#### What is being asked:
Each line that holds the word "this" should be returned.

#### Task material:
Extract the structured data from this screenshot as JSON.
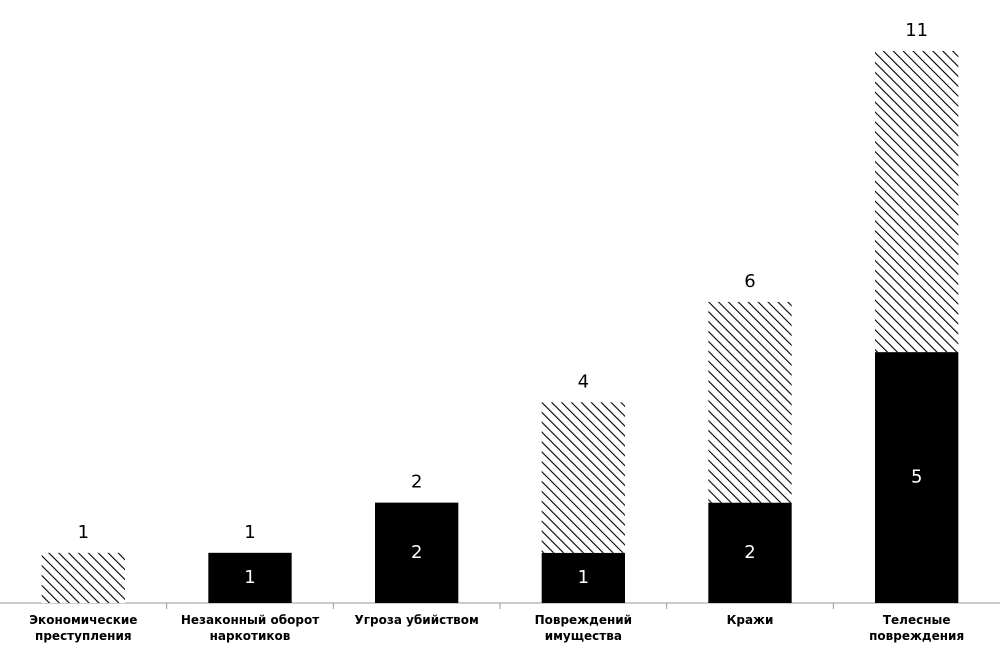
{
  "chart_data": {
    "type": "stacked-bar",
    "categories": [
      "Экономические преступления",
      "Незаконный оборот наркотиков",
      "Угроза убийством",
      "Повреждений имущества",
      "Кражи",
      "Телесные повреждения"
    ],
    "series": [
      {
        "color": "#000000",
        "values": [
          0,
          1,
          2,
          1,
          2,
          5
        ],
        "show_labels": true
      },
      {
        "color": "#000000",
        "hatch": true,
        "values": [
          1,
          0,
          0,
          3,
          4,
          6
        ],
        "show_labels": false
      }
    ],
    "totals": [
      1,
      1,
      2,
      4,
      6,
      11
    ]
  }
}
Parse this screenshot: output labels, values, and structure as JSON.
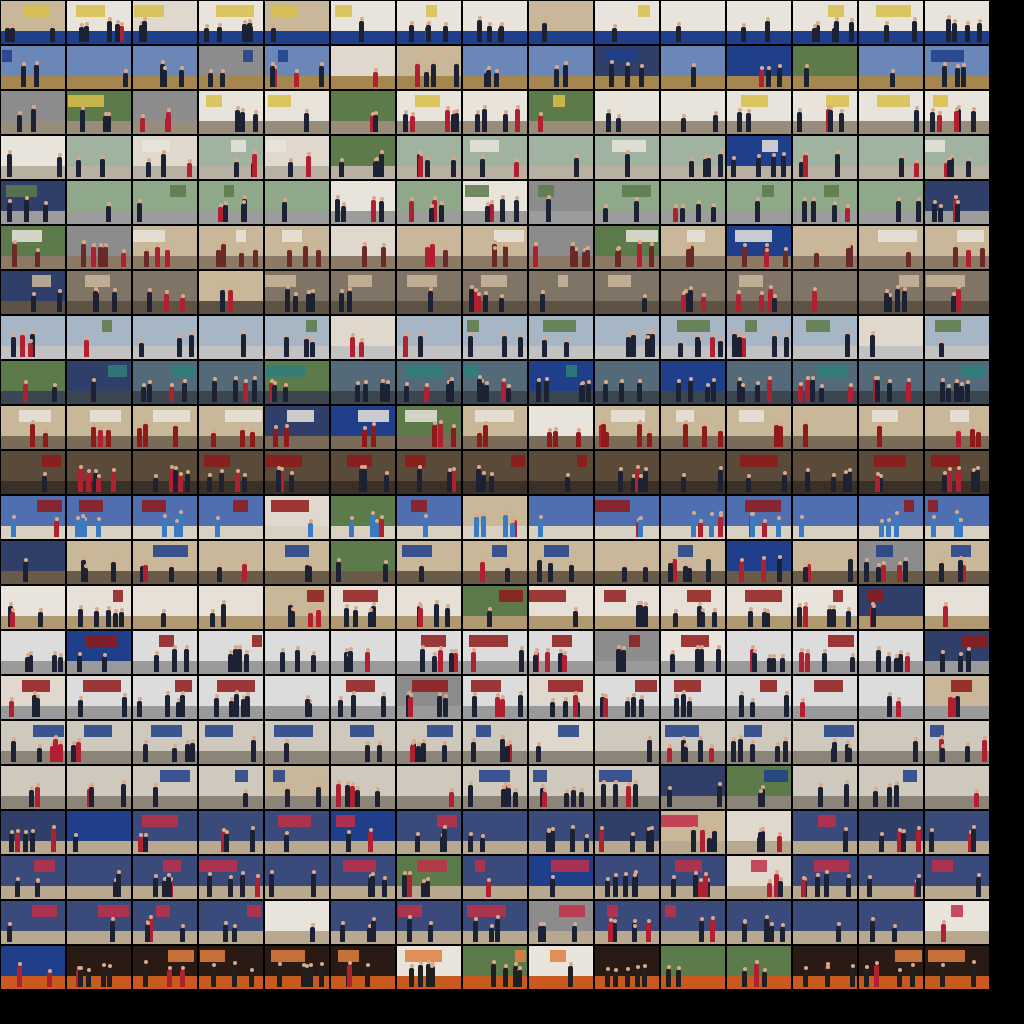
{
  "sheet": {
    "background": "#000000",
    "columns": 15,
    "rows": 22,
    "palette": {
      "warm_interior": "#c9b79a",
      "white_wall": "#e8e4dc",
      "blue_banner": "#1f3f8a",
      "red_curtain": "#8e1a1a",
      "green_outdoor": "#5d7a4a",
      "dark_stage": "#2a1a14",
      "grey_bw": "#8c8c8c",
      "wood_floor": "#a5864f",
      "suit_dark": "#1c2233",
      "skin": "#d9a98a"
    },
    "row_themes": [
      "ceremony-podium",
      "hall-gathering",
      "podium-and-studio",
      "outdoor-and-gallery",
      "outdoor-group",
      "gallery-meeting",
      "gallery-crowd",
      "outdoor-walk",
      "lobby-crowd",
      "portrait-and-lobby",
      "gallery-speech",
      "stage-banner",
      "lobby-and-podium",
      "podium-speech",
      "award-presentation",
      "award-presentation",
      "exhibition-visit",
      "exhibition-visit",
      "exhibition-table",
      "exhibition-table",
      "exhibition-table",
      "performance-stage"
    ]
  }
}
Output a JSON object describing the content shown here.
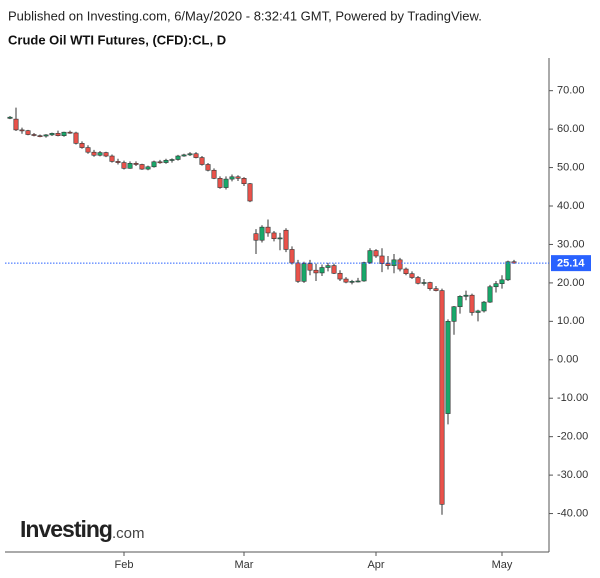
{
  "chart_data": {
    "type": "candlestick",
    "published": "Published on Investing.com, 6/May/2020 - 8:32:41 GMT, Powered by TradingView.",
    "title": "Crude Oil WTI Futures, (CFD):CL, D",
    "logo_main": "Investing",
    "logo_suffix": ".com",
    "categories": [
      null,
      null,
      null,
      null,
      null,
      null,
      null,
      null,
      null,
      null,
      null,
      null,
      null,
      null,
      null,
      null,
      null,
      null,
      null,
      "Feb",
      null,
      null,
      null,
      null,
      null,
      null,
      null,
      null,
      null,
      null,
      null,
      null,
      null,
      null,
      null,
      null,
      null,
      null,
      null,
      "Mar",
      null,
      null,
      null,
      null,
      null,
      null,
      null,
      null,
      null,
      null,
      null,
      null,
      null,
      null,
      null,
      null,
      null,
      null,
      null,
      null,
      null,
      "Apr",
      null,
      null,
      null,
      null,
      null,
      null,
      null,
      null,
      null,
      null,
      null,
      null,
      null,
      null,
      null,
      null,
      null,
      null,
      null,
      null,
      "May",
      null,
      null
    ],
    "open": [
      62.8,
      62.6,
      59.8,
      59.6,
      58.6,
      58.3,
      58.2,
      58.5,
      58.9,
      58.3,
      59.2,
      59.0,
      56.3,
      55.2,
      54.0,
      53.2,
      53.9,
      53.0,
      51.6,
      51.3,
      49.8,
      51.1,
      50.8,
      49.6,
      50.2,
      51.5,
      51.3,
      51.9,
      52.1,
      53.0,
      53.3,
      53.6,
      52.6,
      50.8,
      49.3,
      47.2,
      44.8,
      47.0,
      47.6,
      47.2,
      45.8,
      32.8,
      31.1,
      34.5,
      33.0,
      31.5,
      33.7,
      28.7,
      25.2,
      20.4,
      25.0,
      23.3,
      22.6,
      24.0,
      24.5,
      22.5,
      21.0,
      20.2,
      20.4,
      20.5,
      25.3,
      28.4,
      27.0,
      25.0,
      24.5,
      26.0,
      23.6,
      22.4,
      21.4,
      19.9,
      20.1,
      18.5,
      18.0,
      -14.0,
      10.0,
      13.8,
      16.5,
      16.8,
      12.3,
      12.7,
      15.0,
      19.0,
      19.8,
      20.8,
      25.5
    ],
    "high": [
      63.4,
      65.6,
      60.4,
      59.8,
      59.0,
      58.6,
      58.7,
      59.1,
      59.6,
      59.3,
      59.6,
      59.3,
      56.8,
      55.8,
      54.6,
      54.3,
      54.1,
      53.4,
      52.3,
      51.8,
      51.6,
      51.6,
      51.0,
      50.5,
      51.8,
      52.0,
      52.3,
      52.4,
      53.3,
      53.6,
      54.0,
      54.0,
      53.0,
      51.2,
      49.8,
      47.7,
      47.7,
      48.2,
      48.0,
      47.5,
      46.0,
      34.0,
      35.0,
      36.5,
      33.5,
      33.0,
      34.2,
      29.5,
      26.0,
      25.5,
      26.0,
      25.0,
      24.8,
      25.2,
      25.0,
      23.3,
      21.5,
      20.8,
      21.3,
      25.5,
      29.0,
      28.8,
      29.0,
      27.0,
      27.5,
      26.5,
      24.0,
      23.0,
      21.8,
      21.0,
      20.3,
      19.2,
      18.5,
      10.5,
      14.0,
      16.8,
      18.0,
      17.2,
      13.0,
      15.3,
      19.5,
      20.5,
      22.0,
      25.8,
      26.0
    ],
    "low": [
      62.6,
      59.5,
      58.8,
      58.4,
      58.1,
      57.9,
      57.8,
      58.2,
      58.1,
      58.0,
      58.8,
      56.0,
      54.9,
      53.6,
      52.8,
      52.9,
      52.7,
      51.3,
      50.8,
      49.5,
      49.7,
      50.4,
      49.4,
      49.3,
      50.0,
      51.0,
      51.0,
      51.3,
      51.8,
      52.8,
      53.0,
      52.4,
      50.5,
      49.0,
      47.0,
      44.5,
      44.3,
      46.4,
      46.5,
      45.2,
      41.0,
      27.5,
      30.5,
      32.0,
      30.8,
      28.5,
      28.0,
      24.8,
      20.0,
      20.0,
      22.0,
      20.5,
      21.8,
      23.0,
      22.3,
      20.5,
      19.9,
      19.6,
      20.1,
      20.3,
      24.9,
      26.5,
      22.8,
      23.5,
      22.5,
      23.0,
      22.0,
      21.0,
      19.6,
      19.3,
      18.0,
      17.8,
      -40.3,
      -16.8,
      6.5,
      12.0,
      15.5,
      11.5,
      10.0,
      12.3,
      14.8,
      17.5,
      18.5,
      20.5,
      25.0
    ],
    "close": [
      63.1,
      59.8,
      59.6,
      58.6,
      58.4,
      58.2,
      58.5,
      58.9,
      58.3,
      59.2,
      59.0,
      56.3,
      55.2,
      54.0,
      53.2,
      53.9,
      53.0,
      51.6,
      51.3,
      49.8,
      51.1,
      50.8,
      49.6,
      50.2,
      51.5,
      51.3,
      51.9,
      52.1,
      53.0,
      53.3,
      53.6,
      52.6,
      50.8,
      49.3,
      47.2,
      44.8,
      47.0,
      47.6,
      47.2,
      45.8,
      41.3,
      31.1,
      34.5,
      33.0,
      31.5,
      31.7,
      28.7,
      25.2,
      20.4,
      25.0,
      23.3,
      22.6,
      24.0,
      24.5,
      22.5,
      21.0,
      20.2,
      20.4,
      20.5,
      25.3,
      28.4,
      27.0,
      25.0,
      24.5,
      26.0,
      23.6,
      22.4,
      21.4,
      19.9,
      20.1,
      18.5,
      18.0,
      -37.6,
      10.0,
      13.8,
      16.5,
      16.8,
      12.3,
      12.7,
      15.0,
      19.0,
      19.8,
      20.8,
      25.5,
      25.14
    ],
    "up_color": "#18a86a",
    "down_color": "#e9524a",
    "wick_color": "#333333",
    "last_price": 25.14,
    "last_price_color": "#2962ff",
    "ylim": [
      -50,
      78.5
    ],
    "yticks": [
      {
        "value": -40,
        "label": "-40.00"
      },
      {
        "value": -30,
        "label": "-30.00"
      },
      {
        "value": -20,
        "label": "-20.00"
      },
      {
        "value": -10,
        "label": "-10.00"
      },
      {
        "value": 0,
        "label": "0.00"
      },
      {
        "value": 10,
        "label": "10.00"
      },
      {
        "value": 20,
        "label": "20.00"
      },
      {
        "value": 30,
        "label": "30.00"
      },
      {
        "value": 40,
        "label": "40.00"
      },
      {
        "value": 50,
        "label": "50.00"
      },
      {
        "value": 60,
        "label": "60.00"
      },
      {
        "value": 70,
        "label": "70.00"
      }
    ],
    "grid": false
  }
}
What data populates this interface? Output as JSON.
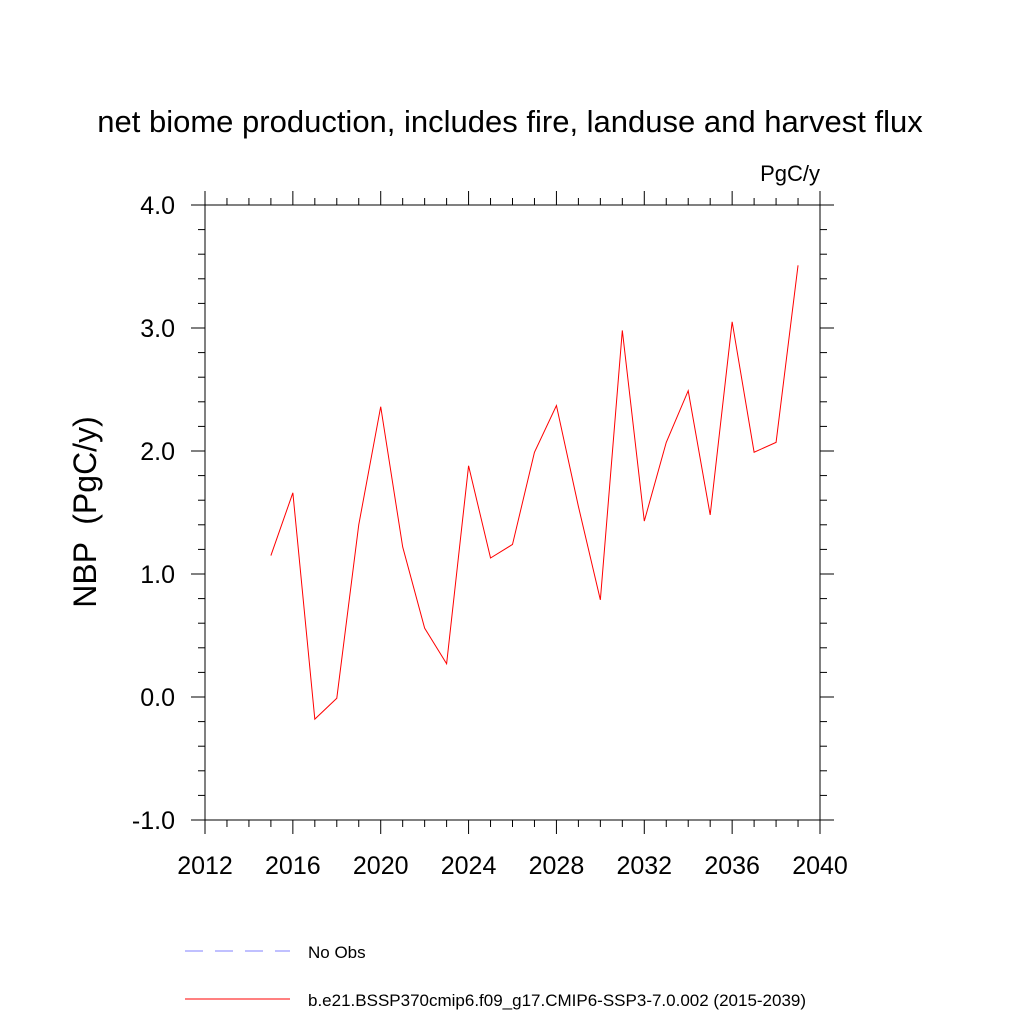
{
  "chart_data": {
    "type": "line",
    "title": "net biome production, includes fire, landuse and harvest flux",
    "units_label": "PgC/y",
    "ylabel": "NBP  (PgC/y)",
    "xlabel": "",
    "xlim": [
      2012,
      2040
    ],
    "ylim": [
      -1.0,
      4.0
    ],
    "x_ticks": [
      2012,
      2016,
      2020,
      2024,
      2028,
      2032,
      2036,
      2040
    ],
    "x_tick_labels": [
      "2012",
      "2016",
      "2020",
      "2024",
      "2028",
      "2032",
      "2036",
      "2040"
    ],
    "y_ticks": [
      -1.0,
      0.0,
      1.0,
      2.0,
      3.0,
      4.0
    ],
    "y_tick_labels": [
      "-1.0",
      "0.0",
      "1.0",
      "2.0",
      "3.0",
      "4.0"
    ],
    "x_minor_step": 1,
    "y_minor_step": 0.2,
    "grid": false,
    "legend_position": "bottom-center",
    "series": [
      {
        "name": "b.e21.BSSP370cmip6.f09_g17.CMIP6-SSP3-7.0.002 (2015-2039)",
        "color": "#ff0000",
        "dash": "solid",
        "x": [
          2015,
          2016,
          2017,
          2018,
          2019,
          2020,
          2021,
          2022,
          2023,
          2024,
          2025,
          2026,
          2027,
          2028,
          2029,
          2030,
          2031,
          2032,
          2033,
          2034,
          2035,
          2036,
          2037,
          2038,
          2039
        ],
        "values": [
          1.15,
          1.66,
          -0.18,
          -0.01,
          1.4,
          2.36,
          1.22,
          0.56,
          0.27,
          1.88,
          1.13,
          1.24,
          1.99,
          2.37,
          1.55,
          0.79,
          2.98,
          1.43,
          2.07,
          2.49,
          1.48,
          3.05,
          1.99,
          2.07,
          3.51
        ]
      }
    ],
    "legend": [
      {
        "label": "No Obs",
        "color": "#8080ff",
        "dash": "dashed"
      },
      {
        "label": "b.e21.BSSP370cmip6.f09_g17.CMIP6-SSP3-7.0.002 (2015-2039)",
        "color": "#ff0000",
        "dash": "solid"
      }
    ]
  }
}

#### Expected answer:
Extract the structured data from this screenshot as JSON.
Parse this screenshot: output labels, values, and structure as JSON.
What data populates this interface? Output as JSON.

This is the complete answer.